Task statement:
Your answer should be a single number: the count of lines holding the word "name".

(Figure collection entries)
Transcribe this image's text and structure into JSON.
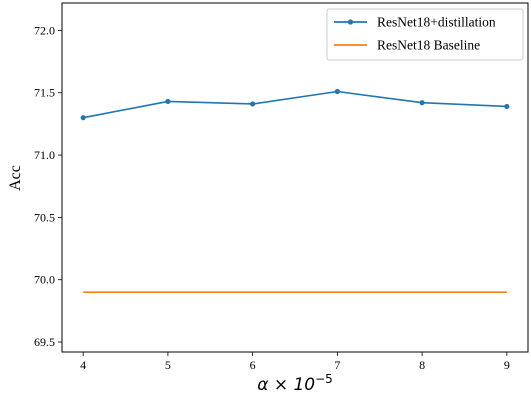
{
  "chart_data": {
    "type": "line",
    "x": [
      4,
      5,
      6,
      7,
      8,
      9
    ],
    "xlim": [
      3.75,
      9.25
    ],
    "ylim": [
      69.42,
      72.22
    ],
    "xticks": [
      4,
      5,
      6,
      7,
      8,
      9
    ],
    "xtick_labels": [
      "4",
      "5",
      "6",
      "7",
      "8",
      "9"
    ],
    "yticks": [
      69.5,
      70.0,
      70.5,
      71.0,
      71.5,
      72.0
    ],
    "ytick_labels": [
      "69.5",
      "70.0",
      "70.5",
      "71.0",
      "71.5",
      "72.0"
    ],
    "xlabel": "α × 10",
    "xlabel_exponent": "−5",
    "ylabel": "Acc",
    "title": "",
    "grid": false,
    "legend": "top-right",
    "series": [
      {
        "name": "ResNet18+distillation",
        "values": [
          71.3,
          71.43,
          71.41,
          71.51,
          71.42,
          71.39
        ],
        "color": "#1f77b4",
        "marker": "dot"
      },
      {
        "name": "ResNet18 Baseline",
        "values": [
          69.9,
          69.9,
          69.9,
          69.9,
          69.9,
          69.9
        ],
        "color": "#ff7f0e",
        "marker": "none"
      }
    ]
  }
}
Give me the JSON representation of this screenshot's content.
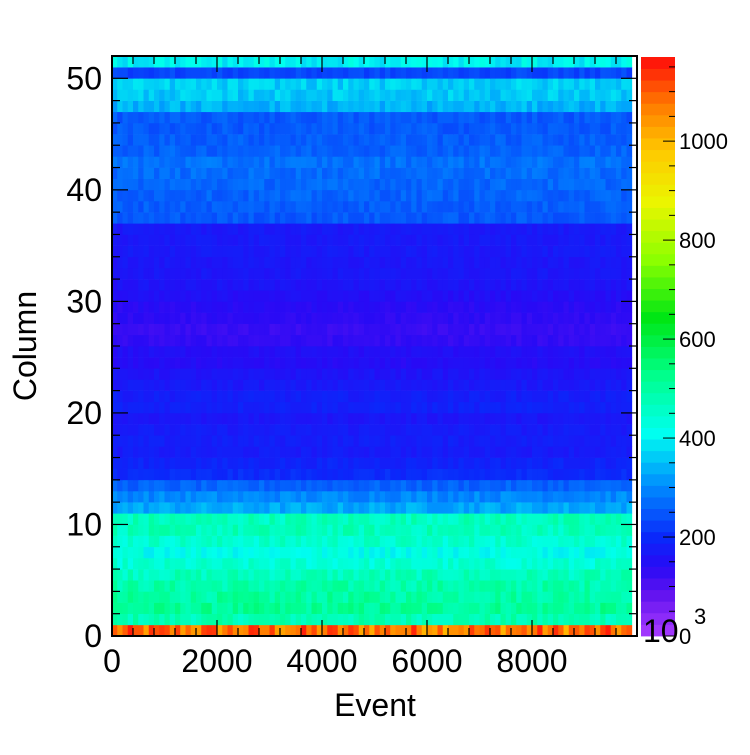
{
  "chart_data": {
    "type": "heatmap",
    "title": "",
    "xlabel": "Event",
    "ylabel": "Column",
    "xlim": [
      0,
      10000
    ],
    "ylim": [
      0,
      52
    ],
    "x_tick_labels": [
      "0",
      "2000",
      "4000",
      "6000",
      "8000"
    ],
    "x_ticks": [
      0,
      2000,
      4000,
      6000,
      8000
    ],
    "y_tick_labels": [
      "0",
      "10",
      "20",
      "30",
      "40",
      "50"
    ],
    "y_ticks": [
      0,
      10,
      20,
      30,
      40,
      50
    ],
    "colorbar": {
      "range": [
        0,
        1170
      ],
      "tick_labels": [
        "0",
        "200",
        "400",
        "600",
        "800",
        "1000"
      ],
      "ticks": [
        0,
        200,
        400,
        600,
        800,
        1000
      ],
      "exponent_label": "10",
      "exponent_superscript": "3",
      "palette": "rainbow"
    },
    "data_x_extent": [
      0,
      9900
    ],
    "x_bin_width": 100,
    "row_values": [
      1080,
      480,
      510,
      500,
      490,
      470,
      440,
      420,
      450,
      470,
      470,
      330,
      300,
      260,
      200,
      190,
      175,
      180,
      175,
      165,
      185,
      180,
      170,
      160,
      145,
      150,
      130,
      125,
      135,
      140,
      150,
      160,
      165,
      165,
      170,
      170,
      170,
      250,
      255,
      260,
      265,
      270,
      275,
      260,
      255,
      250,
      250,
      340,
      360,
      365,
      230,
      400
    ],
    "grid": false
  },
  "colors": {
    "background": "#ffffff",
    "frame": "#000000"
  }
}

Task answer:
2